Would you retype all of these records exactly?

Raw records
# # # #

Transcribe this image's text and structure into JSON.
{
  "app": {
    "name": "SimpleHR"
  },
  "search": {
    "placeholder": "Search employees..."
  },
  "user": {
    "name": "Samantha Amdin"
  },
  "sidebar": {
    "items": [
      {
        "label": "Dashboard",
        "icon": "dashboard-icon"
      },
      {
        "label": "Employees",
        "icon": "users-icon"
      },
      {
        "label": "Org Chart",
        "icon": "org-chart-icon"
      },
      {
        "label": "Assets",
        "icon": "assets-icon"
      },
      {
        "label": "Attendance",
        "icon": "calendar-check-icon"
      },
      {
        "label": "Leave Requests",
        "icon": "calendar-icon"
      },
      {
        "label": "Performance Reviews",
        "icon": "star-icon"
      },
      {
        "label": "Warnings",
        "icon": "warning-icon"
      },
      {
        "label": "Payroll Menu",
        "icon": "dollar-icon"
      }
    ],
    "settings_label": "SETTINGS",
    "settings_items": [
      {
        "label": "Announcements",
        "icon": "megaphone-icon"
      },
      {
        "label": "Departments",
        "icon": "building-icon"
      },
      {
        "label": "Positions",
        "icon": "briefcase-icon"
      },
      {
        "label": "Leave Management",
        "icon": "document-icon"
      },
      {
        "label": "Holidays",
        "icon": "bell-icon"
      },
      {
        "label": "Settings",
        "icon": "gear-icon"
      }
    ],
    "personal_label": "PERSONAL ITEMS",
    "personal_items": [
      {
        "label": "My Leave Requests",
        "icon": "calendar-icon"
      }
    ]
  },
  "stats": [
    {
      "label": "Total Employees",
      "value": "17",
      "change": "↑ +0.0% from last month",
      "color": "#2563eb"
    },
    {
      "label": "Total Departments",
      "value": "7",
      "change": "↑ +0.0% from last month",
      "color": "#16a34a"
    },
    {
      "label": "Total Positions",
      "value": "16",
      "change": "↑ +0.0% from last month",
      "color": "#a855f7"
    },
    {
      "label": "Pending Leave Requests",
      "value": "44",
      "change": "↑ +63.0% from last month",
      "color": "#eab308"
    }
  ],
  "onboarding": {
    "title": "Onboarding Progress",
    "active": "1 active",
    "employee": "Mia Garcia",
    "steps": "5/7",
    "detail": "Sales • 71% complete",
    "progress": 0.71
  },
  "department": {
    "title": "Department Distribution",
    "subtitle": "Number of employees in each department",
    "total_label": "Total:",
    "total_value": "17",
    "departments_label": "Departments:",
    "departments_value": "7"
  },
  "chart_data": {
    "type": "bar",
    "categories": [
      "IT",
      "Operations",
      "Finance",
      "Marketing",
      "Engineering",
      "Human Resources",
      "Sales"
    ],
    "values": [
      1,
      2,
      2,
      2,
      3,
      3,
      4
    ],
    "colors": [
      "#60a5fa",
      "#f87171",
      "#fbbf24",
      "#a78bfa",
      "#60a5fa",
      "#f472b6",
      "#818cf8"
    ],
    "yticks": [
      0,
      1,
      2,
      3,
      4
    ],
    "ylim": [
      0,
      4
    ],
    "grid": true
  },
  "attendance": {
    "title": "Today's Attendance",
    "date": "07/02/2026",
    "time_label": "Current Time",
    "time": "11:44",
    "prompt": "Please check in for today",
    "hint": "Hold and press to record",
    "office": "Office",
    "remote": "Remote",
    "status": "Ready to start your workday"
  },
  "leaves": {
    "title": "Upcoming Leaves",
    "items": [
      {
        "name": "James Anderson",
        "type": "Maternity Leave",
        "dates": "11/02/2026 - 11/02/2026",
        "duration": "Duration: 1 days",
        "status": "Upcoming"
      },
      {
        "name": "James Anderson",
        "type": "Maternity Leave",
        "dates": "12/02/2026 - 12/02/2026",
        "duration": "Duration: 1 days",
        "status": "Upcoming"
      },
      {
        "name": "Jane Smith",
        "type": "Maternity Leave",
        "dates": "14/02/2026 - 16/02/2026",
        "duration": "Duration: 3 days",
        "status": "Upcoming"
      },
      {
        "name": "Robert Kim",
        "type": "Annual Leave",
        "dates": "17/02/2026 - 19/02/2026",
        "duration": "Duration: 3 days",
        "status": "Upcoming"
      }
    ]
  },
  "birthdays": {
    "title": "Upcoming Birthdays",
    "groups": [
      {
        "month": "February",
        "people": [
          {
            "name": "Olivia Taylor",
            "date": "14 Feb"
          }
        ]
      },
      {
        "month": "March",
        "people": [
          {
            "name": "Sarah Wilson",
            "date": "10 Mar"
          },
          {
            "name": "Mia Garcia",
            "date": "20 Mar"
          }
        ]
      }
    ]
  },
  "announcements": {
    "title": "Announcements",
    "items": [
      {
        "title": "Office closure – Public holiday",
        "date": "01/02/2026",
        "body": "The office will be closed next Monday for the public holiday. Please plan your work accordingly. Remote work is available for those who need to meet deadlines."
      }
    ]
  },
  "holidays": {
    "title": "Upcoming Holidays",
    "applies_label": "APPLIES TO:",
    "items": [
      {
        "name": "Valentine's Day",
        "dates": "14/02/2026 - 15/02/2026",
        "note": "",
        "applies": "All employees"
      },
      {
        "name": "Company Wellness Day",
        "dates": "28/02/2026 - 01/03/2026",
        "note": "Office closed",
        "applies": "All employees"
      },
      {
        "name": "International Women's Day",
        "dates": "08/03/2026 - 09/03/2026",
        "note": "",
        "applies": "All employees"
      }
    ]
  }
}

# # # #

Written solution -
Transcribe this image's text and structure into JSON.
{
  "app": {
    "name": "SimpleHR"
  },
  "search": {
    "placeholder": "Search employees..."
  },
  "user": {
    "name": "Samantha Amdin"
  },
  "sidebar": {
    "items": [
      {
        "label": "Dashboard",
        "icon": "dashboard-icon"
      },
      {
        "label": "Employees",
        "icon": "users-icon"
      },
      {
        "label": "Org Chart",
        "icon": "org-chart-icon"
      },
      {
        "label": "Assets",
        "icon": "assets-icon"
      },
      {
        "label": "Attendance",
        "icon": "calendar-check-icon"
      },
      {
        "label": "Leave Requests",
        "icon": "calendar-icon"
      },
      {
        "label": "Performance Reviews",
        "icon": "star-icon"
      },
      {
        "label": "Warnings",
        "icon": "warning-icon"
      },
      {
        "label": "Payroll Menu",
        "icon": "dollar-icon"
      }
    ],
    "settings_label": "SETTINGS",
    "settings_items": [
      {
        "label": "Announcements",
        "icon": "megaphone-icon"
      },
      {
        "label": "Departments",
        "icon": "building-icon"
      },
      {
        "label": "Positions",
        "icon": "briefcase-icon"
      },
      {
        "label": "Leave Management",
        "icon": "document-icon"
      },
      {
        "label": "Holidays",
        "icon": "bell-icon"
      },
      {
        "label": "Settings",
        "icon": "gear-icon"
      }
    ],
    "personal_label": "PERSONAL ITEMS",
    "personal_items": [
      {
        "label": "My Leave Requests",
        "icon": "calendar-icon"
      }
    ]
  },
  "stats": [
    {
      "label": "Total Employees",
      "value": "17",
      "change": "↑ +0.0% from last month",
      "color": "#2563eb"
    },
    {
      "label": "Total Departments",
      "value": "7",
      "change": "↑ +0.0% from last month",
      "color": "#16a34a"
    },
    {
      "label": "Total Positions",
      "value": "16",
      "change": "↑ +0.0% from last month",
      "color": "#a855f7"
    },
    {
      "label": "Pending Leave Requests",
      "value": "44",
      "change": "↑ +63.0% from last month",
      "color": "#eab308"
    }
  ],
  "onboarding": {
    "title": "Onboarding Progress",
    "active": "1 active",
    "employee": "Mia Garcia",
    "steps": "5/7",
    "detail": "Sales • 71% complete",
    "progress": 0.71
  },
  "department": {
    "title": "Department Distribution",
    "subtitle": "Number of employees in each department",
    "total_label": "Total:",
    "total_value": "17",
    "departments_label": "Departments:",
    "departments_value": "7"
  },
  "chart_data": {
    "type": "bar",
    "categories": [
      "IT",
      "Operations",
      "Finance",
      "Marketing",
      "Engineering",
      "Human Resources",
      "Sales"
    ],
    "values": [
      1,
      2,
      2,
      2,
      3,
      3,
      4
    ],
    "colors": [
      "#60a5fa",
      "#f87171",
      "#fbbf24",
      "#a78bfa",
      "#60a5fa",
      "#f472b6",
      "#818cf8"
    ],
    "yticks": [
      0,
      1,
      2,
      3,
      4
    ],
    "ylim": [
      0,
      4
    ],
    "grid": true
  },
  "attendance": {
    "title": "Today's Attendance",
    "date": "07/02/2026",
    "time_label": "Current Time",
    "time": "11:44",
    "prompt": "Please check in for today",
    "hint": "Hold and press to record",
    "office": "Office",
    "remote": "Remote",
    "status": "Ready to start your workday"
  },
  "leaves": {
    "title": "Upcoming Leaves",
    "items": [
      {
        "name": "James Anderson",
        "type": "Maternity Leave",
        "dates": "11/02/2026 - 11/02/2026",
        "duration": "Duration: 1 days",
        "status": "Upcoming"
      },
      {
        "name": "James Anderson",
        "type": "Maternity Leave",
        "dates": "12/02/2026 - 12/02/2026",
        "duration": "Duration: 1 days",
        "status": "Upcoming"
      },
      {
        "name": "Jane Smith",
        "type": "Maternity Leave",
        "dates": "14/02/2026 - 16/02/2026",
        "duration": "Duration: 3 days",
        "status": "Upcoming"
      },
      {
        "name": "Robert Kim",
        "type": "Annual Leave",
        "dates": "17/02/2026 - 19/02/2026",
        "duration": "Duration: 3 days",
        "status": "Upcoming"
      }
    ]
  },
  "birthdays": {
    "title": "Upcoming Birthdays",
    "groups": [
      {
        "month": "February",
        "people": [
          {
            "name": "Olivia Taylor",
            "date": "14 Feb"
          }
        ]
      },
      {
        "month": "March",
        "people": [
          {
            "name": "Sarah Wilson",
            "date": "10 Mar"
          },
          {
            "name": "Mia Garcia",
            "date": "20 Mar"
          }
        ]
      }
    ]
  },
  "announcements": {
    "title": "Announcements",
    "items": [
      {
        "title": "Office closure – Public holiday",
        "date": "01/02/2026",
        "body": "The office will be closed next Monday for the public holiday. Please plan your work accordingly. Remote work is available for those who need to meet deadlines."
      }
    ]
  },
  "holidays": {
    "title": "Upcoming Holidays",
    "applies_label": "APPLIES TO:",
    "items": [
      {
        "name": "Valentine's Day",
        "dates": "14/02/2026 - 15/02/2026",
        "note": "",
        "applies": "All employees"
      },
      {
        "name": "Company Wellness Day",
        "dates": "28/02/2026 - 01/03/2026",
        "note": "Office closed",
        "applies": "All employees"
      },
      {
        "name": "International Women's Day",
        "dates": "08/03/2026 - 09/03/2026",
        "note": "",
        "applies": "All employees"
      }
    ]
  }
}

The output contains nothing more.